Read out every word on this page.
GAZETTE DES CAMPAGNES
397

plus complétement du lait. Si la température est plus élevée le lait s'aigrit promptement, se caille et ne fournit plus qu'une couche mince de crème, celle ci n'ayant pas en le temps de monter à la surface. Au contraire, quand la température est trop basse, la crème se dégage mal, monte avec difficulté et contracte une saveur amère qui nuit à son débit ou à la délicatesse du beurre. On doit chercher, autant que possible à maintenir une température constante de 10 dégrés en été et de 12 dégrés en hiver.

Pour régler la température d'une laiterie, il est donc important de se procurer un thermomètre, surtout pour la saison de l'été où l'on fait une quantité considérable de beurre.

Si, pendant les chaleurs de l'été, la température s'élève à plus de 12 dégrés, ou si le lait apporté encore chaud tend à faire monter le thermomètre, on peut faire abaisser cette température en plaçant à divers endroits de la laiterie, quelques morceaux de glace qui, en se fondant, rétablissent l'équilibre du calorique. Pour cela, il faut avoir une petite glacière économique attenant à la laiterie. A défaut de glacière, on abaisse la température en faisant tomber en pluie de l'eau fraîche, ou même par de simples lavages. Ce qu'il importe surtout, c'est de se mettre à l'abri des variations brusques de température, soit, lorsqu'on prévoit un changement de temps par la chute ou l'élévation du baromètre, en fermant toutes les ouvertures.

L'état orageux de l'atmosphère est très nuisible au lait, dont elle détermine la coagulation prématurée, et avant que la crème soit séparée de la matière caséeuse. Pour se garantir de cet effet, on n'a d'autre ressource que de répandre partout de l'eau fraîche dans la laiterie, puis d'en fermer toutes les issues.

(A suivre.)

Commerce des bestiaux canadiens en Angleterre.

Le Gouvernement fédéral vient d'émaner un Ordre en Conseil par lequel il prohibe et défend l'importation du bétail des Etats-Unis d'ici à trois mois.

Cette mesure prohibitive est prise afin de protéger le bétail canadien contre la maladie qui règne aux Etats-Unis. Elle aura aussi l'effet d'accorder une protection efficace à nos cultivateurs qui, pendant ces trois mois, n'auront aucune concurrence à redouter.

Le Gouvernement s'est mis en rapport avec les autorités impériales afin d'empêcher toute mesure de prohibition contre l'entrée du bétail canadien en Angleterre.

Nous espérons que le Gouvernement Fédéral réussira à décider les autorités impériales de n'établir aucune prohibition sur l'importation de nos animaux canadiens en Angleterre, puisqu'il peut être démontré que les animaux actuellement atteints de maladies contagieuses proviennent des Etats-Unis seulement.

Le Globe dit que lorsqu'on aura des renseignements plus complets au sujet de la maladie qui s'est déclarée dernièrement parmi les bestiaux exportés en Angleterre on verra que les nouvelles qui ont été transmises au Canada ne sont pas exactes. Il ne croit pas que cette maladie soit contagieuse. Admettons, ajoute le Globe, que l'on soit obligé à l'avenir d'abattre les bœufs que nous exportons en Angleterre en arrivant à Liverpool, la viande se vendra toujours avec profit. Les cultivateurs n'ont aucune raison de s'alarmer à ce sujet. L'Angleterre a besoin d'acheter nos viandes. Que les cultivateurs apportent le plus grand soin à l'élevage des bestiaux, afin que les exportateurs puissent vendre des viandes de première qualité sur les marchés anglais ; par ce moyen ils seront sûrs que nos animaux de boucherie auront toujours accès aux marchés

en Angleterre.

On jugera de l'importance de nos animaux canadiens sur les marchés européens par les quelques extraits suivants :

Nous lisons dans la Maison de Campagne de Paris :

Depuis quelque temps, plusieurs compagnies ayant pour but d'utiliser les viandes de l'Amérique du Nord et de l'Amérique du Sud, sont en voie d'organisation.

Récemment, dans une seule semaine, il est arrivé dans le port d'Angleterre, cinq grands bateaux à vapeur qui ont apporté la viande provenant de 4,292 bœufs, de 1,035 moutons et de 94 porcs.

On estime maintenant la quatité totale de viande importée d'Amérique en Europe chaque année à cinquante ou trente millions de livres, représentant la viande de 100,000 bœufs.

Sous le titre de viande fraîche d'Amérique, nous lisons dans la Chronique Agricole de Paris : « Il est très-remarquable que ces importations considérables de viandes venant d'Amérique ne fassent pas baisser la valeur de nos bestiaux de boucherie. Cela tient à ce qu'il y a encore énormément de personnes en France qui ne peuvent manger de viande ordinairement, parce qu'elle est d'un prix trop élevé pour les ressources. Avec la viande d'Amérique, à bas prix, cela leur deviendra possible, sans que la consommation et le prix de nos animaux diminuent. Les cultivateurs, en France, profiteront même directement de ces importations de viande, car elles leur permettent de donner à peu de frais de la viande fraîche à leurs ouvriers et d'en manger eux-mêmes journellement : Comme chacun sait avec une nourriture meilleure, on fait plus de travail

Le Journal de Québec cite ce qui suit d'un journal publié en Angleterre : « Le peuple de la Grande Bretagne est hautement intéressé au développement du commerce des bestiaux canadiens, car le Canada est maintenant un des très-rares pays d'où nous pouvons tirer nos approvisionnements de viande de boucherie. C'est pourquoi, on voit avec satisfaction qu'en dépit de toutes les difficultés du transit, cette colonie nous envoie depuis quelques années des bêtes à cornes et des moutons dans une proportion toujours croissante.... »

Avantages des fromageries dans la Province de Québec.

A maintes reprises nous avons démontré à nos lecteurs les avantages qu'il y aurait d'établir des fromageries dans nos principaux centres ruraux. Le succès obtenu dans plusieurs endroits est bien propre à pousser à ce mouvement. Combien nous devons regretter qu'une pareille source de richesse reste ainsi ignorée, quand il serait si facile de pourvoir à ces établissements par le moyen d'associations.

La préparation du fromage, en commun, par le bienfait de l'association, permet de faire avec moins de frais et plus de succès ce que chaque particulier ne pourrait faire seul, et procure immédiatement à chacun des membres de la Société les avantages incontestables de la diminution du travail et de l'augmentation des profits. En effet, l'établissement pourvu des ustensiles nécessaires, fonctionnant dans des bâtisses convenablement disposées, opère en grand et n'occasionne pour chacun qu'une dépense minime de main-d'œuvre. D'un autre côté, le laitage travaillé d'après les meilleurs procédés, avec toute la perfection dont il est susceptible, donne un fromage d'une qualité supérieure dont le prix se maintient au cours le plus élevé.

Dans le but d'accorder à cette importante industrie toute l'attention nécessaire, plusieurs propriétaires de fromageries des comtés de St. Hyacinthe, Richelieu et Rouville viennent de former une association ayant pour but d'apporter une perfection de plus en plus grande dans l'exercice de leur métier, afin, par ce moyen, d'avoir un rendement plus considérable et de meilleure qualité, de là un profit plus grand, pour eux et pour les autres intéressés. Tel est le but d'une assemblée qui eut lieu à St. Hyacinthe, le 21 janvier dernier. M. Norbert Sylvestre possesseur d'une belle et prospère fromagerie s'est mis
++++
- GIVEN TASK
Of the lines above, how many hold the word "contre"? Say the number alone.

- FINISHED ANSWER
2